INSTRUCTION
Please return each line of the records below that contains the word "Fountas", copied in full. Match case exactly.

Box annotation data:
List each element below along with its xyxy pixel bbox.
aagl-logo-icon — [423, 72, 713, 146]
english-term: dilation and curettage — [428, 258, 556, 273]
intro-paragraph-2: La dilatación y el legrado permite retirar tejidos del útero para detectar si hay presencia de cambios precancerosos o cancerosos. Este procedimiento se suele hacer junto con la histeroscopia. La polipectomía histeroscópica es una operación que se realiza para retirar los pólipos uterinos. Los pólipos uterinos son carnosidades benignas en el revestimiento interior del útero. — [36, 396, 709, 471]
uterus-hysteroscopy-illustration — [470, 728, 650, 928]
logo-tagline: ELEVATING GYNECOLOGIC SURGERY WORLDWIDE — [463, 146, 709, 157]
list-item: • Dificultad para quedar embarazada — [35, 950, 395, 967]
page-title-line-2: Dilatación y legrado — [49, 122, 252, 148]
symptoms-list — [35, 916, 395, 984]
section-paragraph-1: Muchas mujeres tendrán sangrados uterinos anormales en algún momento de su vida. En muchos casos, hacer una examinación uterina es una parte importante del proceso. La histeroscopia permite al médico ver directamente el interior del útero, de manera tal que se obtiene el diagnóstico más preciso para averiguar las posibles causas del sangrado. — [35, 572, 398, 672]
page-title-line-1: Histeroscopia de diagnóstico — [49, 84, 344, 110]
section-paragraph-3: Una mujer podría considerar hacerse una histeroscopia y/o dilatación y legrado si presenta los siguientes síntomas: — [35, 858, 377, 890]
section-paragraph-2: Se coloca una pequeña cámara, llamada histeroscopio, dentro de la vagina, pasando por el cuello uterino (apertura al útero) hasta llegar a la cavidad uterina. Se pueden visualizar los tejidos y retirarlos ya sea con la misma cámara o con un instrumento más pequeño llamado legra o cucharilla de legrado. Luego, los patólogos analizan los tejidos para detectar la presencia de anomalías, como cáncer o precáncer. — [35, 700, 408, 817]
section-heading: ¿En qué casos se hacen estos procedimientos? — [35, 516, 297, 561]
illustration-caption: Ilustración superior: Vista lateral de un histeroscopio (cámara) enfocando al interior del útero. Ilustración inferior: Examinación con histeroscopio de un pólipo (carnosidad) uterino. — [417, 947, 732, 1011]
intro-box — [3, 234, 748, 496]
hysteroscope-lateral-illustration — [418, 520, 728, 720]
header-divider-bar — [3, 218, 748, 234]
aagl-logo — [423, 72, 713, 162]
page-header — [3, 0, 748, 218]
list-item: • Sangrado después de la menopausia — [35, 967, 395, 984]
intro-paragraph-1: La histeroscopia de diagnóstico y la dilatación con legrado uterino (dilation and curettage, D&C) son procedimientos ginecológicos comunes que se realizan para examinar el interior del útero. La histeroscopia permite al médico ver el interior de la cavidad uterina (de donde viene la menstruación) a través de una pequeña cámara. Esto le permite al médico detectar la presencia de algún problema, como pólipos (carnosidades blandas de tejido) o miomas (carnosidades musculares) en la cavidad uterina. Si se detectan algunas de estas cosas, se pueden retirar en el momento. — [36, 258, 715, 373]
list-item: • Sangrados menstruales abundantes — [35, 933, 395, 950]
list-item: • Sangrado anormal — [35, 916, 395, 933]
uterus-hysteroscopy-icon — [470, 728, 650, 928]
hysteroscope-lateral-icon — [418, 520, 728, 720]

* * *

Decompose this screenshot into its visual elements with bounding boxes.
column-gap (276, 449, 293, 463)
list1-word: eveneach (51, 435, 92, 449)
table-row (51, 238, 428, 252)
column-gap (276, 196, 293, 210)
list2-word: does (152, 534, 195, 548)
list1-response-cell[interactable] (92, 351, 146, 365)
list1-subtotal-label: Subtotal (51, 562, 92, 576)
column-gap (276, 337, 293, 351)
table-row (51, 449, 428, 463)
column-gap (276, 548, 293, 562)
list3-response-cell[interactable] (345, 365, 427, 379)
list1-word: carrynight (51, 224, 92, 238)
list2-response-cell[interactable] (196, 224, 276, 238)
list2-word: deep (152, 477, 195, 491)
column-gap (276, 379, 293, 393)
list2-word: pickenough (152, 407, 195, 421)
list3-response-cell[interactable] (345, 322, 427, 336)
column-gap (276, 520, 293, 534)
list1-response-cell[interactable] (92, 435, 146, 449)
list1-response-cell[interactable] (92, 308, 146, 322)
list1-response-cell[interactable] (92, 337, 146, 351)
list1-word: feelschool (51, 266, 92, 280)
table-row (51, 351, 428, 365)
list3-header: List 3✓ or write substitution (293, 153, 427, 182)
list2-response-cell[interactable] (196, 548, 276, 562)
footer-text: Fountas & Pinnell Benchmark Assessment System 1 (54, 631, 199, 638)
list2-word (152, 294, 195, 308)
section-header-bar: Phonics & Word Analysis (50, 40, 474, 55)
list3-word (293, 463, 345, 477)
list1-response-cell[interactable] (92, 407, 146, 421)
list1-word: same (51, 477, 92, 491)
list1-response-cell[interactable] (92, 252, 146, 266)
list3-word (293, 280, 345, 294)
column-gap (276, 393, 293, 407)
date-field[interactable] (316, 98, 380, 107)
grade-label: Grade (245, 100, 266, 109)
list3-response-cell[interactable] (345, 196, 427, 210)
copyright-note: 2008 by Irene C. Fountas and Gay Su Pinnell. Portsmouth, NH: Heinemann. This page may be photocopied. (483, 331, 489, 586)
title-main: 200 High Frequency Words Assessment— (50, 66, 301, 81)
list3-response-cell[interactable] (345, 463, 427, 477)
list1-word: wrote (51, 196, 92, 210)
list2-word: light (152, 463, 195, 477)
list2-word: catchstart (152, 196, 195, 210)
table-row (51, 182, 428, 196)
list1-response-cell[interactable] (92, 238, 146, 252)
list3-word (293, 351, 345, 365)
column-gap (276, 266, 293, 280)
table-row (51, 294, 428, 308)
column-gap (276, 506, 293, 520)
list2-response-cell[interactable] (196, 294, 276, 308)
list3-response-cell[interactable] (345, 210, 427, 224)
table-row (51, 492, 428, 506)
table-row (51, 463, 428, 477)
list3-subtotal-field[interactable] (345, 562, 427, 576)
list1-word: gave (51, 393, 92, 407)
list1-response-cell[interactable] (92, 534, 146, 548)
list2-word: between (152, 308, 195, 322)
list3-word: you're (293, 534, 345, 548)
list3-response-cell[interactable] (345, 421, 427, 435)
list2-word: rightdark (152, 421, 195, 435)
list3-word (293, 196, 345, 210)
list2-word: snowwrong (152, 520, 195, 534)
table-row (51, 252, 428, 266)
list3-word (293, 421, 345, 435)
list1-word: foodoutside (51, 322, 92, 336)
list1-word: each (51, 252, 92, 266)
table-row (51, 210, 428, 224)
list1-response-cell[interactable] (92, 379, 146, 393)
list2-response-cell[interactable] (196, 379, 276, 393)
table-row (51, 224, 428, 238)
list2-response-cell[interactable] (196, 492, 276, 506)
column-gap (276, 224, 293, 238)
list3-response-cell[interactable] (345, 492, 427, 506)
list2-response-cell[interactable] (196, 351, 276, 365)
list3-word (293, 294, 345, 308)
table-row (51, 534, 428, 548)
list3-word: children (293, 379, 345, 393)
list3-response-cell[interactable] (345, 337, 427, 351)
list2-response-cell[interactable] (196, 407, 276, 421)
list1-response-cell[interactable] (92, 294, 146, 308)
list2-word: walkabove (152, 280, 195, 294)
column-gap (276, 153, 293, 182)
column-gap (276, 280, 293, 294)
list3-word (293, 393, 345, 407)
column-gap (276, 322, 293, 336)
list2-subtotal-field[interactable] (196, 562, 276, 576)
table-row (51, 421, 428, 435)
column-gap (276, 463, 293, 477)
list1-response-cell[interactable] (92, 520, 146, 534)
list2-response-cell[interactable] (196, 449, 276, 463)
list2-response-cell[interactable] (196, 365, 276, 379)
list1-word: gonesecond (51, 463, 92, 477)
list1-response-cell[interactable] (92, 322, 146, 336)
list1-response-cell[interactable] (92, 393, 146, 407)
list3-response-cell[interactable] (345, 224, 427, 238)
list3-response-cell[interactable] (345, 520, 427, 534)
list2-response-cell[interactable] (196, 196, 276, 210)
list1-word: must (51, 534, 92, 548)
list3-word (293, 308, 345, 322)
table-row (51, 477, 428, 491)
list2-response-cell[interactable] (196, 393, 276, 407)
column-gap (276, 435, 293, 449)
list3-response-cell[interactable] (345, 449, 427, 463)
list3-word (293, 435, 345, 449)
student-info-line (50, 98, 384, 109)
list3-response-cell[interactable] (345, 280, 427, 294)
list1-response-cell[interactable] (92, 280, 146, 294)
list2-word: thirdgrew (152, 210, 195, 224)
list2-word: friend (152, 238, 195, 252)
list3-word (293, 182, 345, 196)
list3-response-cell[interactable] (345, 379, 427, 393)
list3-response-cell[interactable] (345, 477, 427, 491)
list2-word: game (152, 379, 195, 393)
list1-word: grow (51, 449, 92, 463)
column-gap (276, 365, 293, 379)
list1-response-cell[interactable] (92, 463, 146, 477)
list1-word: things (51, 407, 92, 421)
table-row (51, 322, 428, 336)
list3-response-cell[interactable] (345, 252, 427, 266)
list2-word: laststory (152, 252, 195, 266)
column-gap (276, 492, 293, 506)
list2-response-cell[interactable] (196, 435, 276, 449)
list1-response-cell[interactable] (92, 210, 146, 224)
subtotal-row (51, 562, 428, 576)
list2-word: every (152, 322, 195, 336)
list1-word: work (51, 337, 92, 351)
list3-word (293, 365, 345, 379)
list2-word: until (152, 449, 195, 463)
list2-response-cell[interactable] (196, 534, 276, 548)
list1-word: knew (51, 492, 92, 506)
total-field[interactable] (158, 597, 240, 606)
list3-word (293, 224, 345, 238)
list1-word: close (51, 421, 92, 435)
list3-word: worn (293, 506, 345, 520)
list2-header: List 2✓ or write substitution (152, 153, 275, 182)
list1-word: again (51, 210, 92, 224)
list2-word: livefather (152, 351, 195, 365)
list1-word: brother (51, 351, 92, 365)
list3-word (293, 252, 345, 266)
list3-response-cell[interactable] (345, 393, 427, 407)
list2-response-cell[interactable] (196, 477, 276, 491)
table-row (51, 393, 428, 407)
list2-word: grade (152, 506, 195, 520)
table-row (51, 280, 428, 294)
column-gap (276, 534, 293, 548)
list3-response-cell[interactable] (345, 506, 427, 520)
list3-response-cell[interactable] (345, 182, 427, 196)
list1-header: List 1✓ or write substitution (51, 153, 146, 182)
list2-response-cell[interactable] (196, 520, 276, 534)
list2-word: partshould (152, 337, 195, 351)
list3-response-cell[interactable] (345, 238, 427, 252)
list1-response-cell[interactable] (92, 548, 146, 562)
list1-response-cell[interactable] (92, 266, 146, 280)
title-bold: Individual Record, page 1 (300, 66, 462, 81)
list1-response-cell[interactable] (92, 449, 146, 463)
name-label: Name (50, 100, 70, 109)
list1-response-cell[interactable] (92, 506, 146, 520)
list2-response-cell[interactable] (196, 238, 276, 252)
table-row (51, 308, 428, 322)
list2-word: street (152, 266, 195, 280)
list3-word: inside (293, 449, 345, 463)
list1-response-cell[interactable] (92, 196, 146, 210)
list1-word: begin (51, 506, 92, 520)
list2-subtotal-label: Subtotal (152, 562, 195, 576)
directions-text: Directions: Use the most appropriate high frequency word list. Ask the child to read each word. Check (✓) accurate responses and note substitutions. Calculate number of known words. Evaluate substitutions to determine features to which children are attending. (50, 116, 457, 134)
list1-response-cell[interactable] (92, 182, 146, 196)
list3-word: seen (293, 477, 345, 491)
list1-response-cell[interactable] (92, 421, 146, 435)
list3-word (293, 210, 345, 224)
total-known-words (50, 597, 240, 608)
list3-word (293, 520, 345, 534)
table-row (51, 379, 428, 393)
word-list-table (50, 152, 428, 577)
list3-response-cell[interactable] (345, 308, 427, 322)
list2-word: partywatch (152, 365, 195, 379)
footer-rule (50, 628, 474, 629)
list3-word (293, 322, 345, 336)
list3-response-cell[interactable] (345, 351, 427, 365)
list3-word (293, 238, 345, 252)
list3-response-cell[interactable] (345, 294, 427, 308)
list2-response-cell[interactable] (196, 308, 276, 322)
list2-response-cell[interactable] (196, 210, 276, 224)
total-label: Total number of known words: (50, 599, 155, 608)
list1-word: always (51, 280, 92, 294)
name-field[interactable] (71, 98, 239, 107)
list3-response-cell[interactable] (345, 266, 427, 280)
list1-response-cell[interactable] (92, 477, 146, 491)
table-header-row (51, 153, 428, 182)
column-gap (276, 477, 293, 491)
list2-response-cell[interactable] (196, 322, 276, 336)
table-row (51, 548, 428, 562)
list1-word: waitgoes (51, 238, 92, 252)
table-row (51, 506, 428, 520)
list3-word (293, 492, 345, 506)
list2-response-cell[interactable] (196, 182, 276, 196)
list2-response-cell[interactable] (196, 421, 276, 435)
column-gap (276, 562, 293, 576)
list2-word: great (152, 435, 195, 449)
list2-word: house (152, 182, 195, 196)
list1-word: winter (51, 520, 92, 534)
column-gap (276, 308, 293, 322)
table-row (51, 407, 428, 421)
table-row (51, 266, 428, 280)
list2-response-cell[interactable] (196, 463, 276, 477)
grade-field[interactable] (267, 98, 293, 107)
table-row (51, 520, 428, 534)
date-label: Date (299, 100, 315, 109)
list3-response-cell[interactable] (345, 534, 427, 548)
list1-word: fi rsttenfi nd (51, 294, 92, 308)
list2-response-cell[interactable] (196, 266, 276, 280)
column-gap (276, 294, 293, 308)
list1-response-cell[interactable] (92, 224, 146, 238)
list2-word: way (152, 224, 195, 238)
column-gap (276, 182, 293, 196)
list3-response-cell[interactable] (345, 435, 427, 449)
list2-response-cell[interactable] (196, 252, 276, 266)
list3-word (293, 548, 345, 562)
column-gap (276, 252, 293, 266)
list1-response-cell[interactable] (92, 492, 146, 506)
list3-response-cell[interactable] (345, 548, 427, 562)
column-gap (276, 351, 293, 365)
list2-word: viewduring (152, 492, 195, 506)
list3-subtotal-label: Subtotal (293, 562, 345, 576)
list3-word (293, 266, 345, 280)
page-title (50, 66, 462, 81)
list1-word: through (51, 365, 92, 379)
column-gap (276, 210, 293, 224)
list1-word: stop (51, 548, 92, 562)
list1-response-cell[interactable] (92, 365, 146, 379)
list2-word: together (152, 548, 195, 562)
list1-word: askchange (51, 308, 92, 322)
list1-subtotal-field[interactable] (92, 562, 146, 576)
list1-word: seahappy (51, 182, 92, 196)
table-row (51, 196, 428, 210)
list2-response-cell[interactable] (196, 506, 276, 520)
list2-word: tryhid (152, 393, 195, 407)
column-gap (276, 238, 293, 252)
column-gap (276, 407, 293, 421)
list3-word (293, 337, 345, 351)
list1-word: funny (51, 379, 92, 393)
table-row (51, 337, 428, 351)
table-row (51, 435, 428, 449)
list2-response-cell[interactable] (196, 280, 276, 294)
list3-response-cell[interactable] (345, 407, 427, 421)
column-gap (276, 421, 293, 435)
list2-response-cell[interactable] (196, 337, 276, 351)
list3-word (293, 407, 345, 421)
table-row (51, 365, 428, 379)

FINISHED ANSWER
footer-text: Fountas & Pinnell Benchmark Assessment System 1 (54, 631, 199, 638)
copyright-note: 2008 by Irene C. Fountas and Gay Su Pinnell. Portsmouth, NH: Heinemann. This page may be photocopied. (483, 331, 489, 586)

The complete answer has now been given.